SHORT PROBLEM: Identify the lines that contain the string "projection" and copy all of them.

━━━━━━━━━━━━━━━━━━━━━━━━━━━━━━

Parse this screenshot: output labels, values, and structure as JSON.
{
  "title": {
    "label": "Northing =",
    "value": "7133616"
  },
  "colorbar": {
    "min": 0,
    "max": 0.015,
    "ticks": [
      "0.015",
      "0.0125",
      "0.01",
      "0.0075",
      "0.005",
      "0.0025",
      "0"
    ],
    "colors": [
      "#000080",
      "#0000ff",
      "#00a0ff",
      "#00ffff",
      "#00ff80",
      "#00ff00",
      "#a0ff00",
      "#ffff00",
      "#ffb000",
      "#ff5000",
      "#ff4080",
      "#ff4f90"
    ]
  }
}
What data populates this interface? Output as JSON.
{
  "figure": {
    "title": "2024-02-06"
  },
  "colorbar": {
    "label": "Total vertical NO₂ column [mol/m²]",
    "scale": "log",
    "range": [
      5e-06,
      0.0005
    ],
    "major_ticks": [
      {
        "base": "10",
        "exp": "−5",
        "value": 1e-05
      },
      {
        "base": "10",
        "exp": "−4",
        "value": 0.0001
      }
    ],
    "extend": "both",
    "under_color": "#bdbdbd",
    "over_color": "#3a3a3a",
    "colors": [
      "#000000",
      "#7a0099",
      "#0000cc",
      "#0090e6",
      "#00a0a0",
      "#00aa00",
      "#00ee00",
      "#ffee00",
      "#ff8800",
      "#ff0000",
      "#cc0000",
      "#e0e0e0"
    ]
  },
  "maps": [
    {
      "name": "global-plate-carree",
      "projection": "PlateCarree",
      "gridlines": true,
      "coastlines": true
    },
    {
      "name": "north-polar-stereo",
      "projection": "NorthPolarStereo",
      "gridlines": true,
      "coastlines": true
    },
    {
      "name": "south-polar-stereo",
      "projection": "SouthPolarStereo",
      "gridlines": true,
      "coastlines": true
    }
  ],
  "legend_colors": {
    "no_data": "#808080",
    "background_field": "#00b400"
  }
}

━━━━━━━━━━━━━━━━━━━━━━━━━━━━━━

IN RESPONSE:
      "projection": "PlateCarree",
      "projection": "NorthPolarStereo",
      "projection": "SouthPolarStereo",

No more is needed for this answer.